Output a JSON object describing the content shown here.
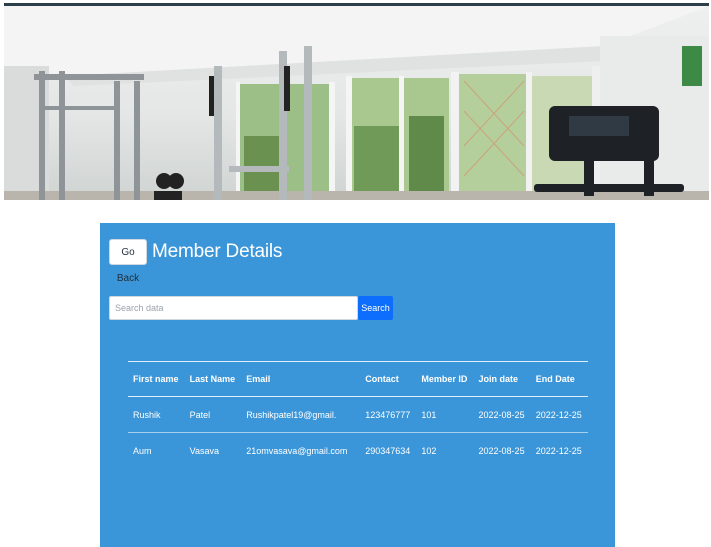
{
  "header": {
    "go_back_label": "Go Back",
    "title": "Member Details"
  },
  "search": {
    "placeholder": "Search data",
    "button_label": "Search"
  },
  "table": {
    "columns": [
      "First name",
      "Last Name",
      "Email",
      "Contact",
      "Member ID",
      "Join date",
      "End Date"
    ],
    "rows": [
      [
        "Rushik",
        "Patel",
        "Rushikpatel19@gmail.",
        "123476777",
        "101",
        "2022-08-25",
        "2022-12-25"
      ],
      [
        "Aum",
        "Vasava",
        "21omvasava@gmail.com",
        "290347634",
        "102",
        "2022-08-25",
        "2022-12-25"
      ]
    ]
  },
  "colors": {
    "panel_background": "#3b96d9",
    "search_button": "#0d6efd",
    "text_on_panel": "#ffffff"
  }
}
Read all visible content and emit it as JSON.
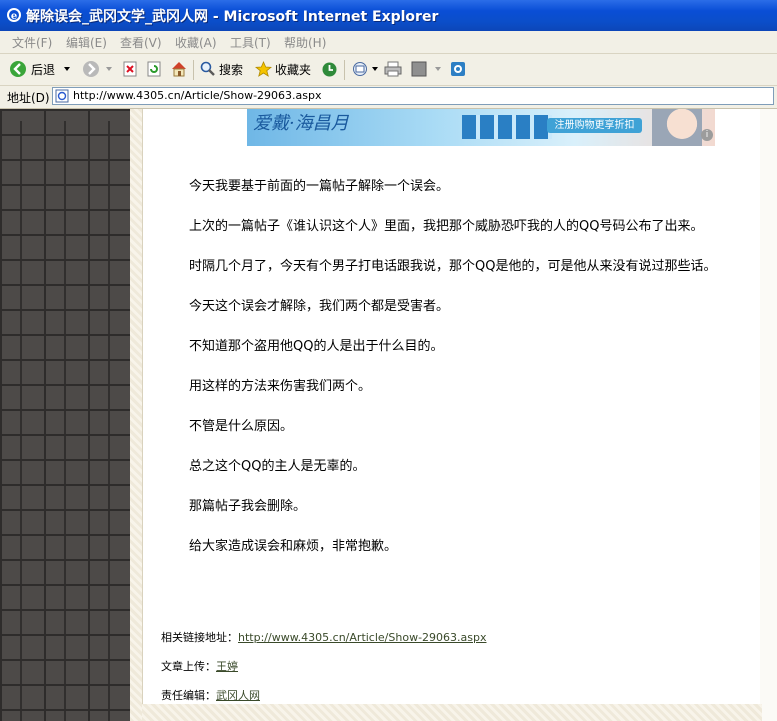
{
  "window": {
    "title": "解除误会_武冈文学_武冈人网 - Microsoft Internet Explorer"
  },
  "menu": [
    "文件(F)",
    "编辑(E)",
    "查看(V)",
    "收藏(A)",
    "工具(T)",
    "帮助(H)"
  ],
  "toolbar": {
    "back_label": "后退",
    "search_label": "搜索",
    "favorites_label": "收藏夹"
  },
  "address": {
    "label": "地址(D)",
    "url": "http://www.4305.cn/Article/Show-29063.aspx"
  },
  "banner": {
    "brand_text": "爱戴·海昌月",
    "button_text": "注册购物更享折扣",
    "info_glyph": "i"
  },
  "article": {
    "paragraphs": [
      "今天我要基于前面的一篇帖子解除一个误会。",
      "上次的一篇帖子《谁认识这个人》里面，我把那个威胁恐吓我的人的QQ号码公布了出来。",
      "时隔几个月了，今天有个男子打电话跟我说，那个QQ是他的，可是他从来没有说过那些话。",
      "今天这个误会才解除，我们两个都是受害者。",
      "不知道那个盗用他QQ的人是出于什么目的。",
      "用这样的方法来伤害我们两个。",
      "不管是什么原因。",
      "总之这个QQ的主人是无辜的。",
      "那篇帖子我会删除。",
      "给大家造成误会和麻烦，非常抱歉。"
    ]
  },
  "meta": {
    "link_label": "相关链接地址：",
    "link_url": "http://www.4305.cn/Article/Show-29063.aspx",
    "uploader_label": "文章上传：",
    "uploader": "王婷",
    "editor_label": "责任编辑：",
    "editor": "武冈人网"
  }
}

== == ==

### Task prompt
Repeat the data exactly, dropping every picture it holds.

### Result below
Output a JSON object describing the content shown here.
{
  "header": {
    "go_back_label": "Go Back",
    "title": "Member Details"
  },
  "search": {
    "placeholder": "Search data",
    "button_label": "Search"
  },
  "table": {
    "columns": [
      "First name",
      "Last Name",
      "Email",
      "Contact",
      "Member ID",
      "Join date",
      "End Date"
    ],
    "rows": [
      [
        "Rushik",
        "Patel",
        "Rushikpatel19@gmail.",
        "123476777",
        "101",
        "2022-08-25",
        "2022-12-25"
      ],
      [
        "Aum",
        "Vasava",
        "21omvasava@gmail.com",
        "290347634",
        "102",
        "2022-08-25",
        "2022-12-25"
      ]
    ]
  },
  "colors": {
    "panel_background": "#3b96d9",
    "search_button": "#0d6efd",
    "text_on_panel": "#ffffff"
  }
}
Read all visible content and emit it as JSON.
{
  "window": {
    "title": "解除误会_武冈文学_武冈人网 - Microsoft Internet Explorer"
  },
  "menu": [
    "文件(F)",
    "编辑(E)",
    "查看(V)",
    "收藏(A)",
    "工具(T)",
    "帮助(H)"
  ],
  "toolbar": {
    "back_label": "后退",
    "search_label": "搜索",
    "favorites_label": "收藏夹"
  },
  "address": {
    "label": "地址(D)",
    "url": "http://www.4305.cn/Article/Show-29063.aspx"
  },
  "banner": {
    "brand_text": "爱戴·海昌月",
    "button_text": "注册购物更享折扣",
    "info_glyph": "i"
  },
  "article": {
    "paragraphs": [
      "今天我要基于前面的一篇帖子解除一个误会。",
      "上次的一篇帖子《谁认识这个人》里面，我把那个威胁恐吓我的人的QQ号码公布了出来。",
      "时隔几个月了，今天有个男子打电话跟我说，那个QQ是他的，可是他从来没有说过那些话。",
      "今天这个误会才解除，我们两个都是受害者。",
      "不知道那个盗用他QQ的人是出于什么目的。",
      "用这样的方法来伤害我们两个。",
      "不管是什么原因。",
      "总之这个QQ的主人是无辜的。",
      "那篇帖子我会删除。",
      "给大家造成误会和麻烦，非常抱歉。"
    ]
  },
  "meta": {
    "link_label": "相关链接地址：",
    "link_url": "http://www.4305.cn/Article/Show-29063.aspx",
    "uploader_label": "文章上传：",
    "uploader": "王婷",
    "editor_label": "责任编辑：",
    "editor": "武冈人网"
  }
}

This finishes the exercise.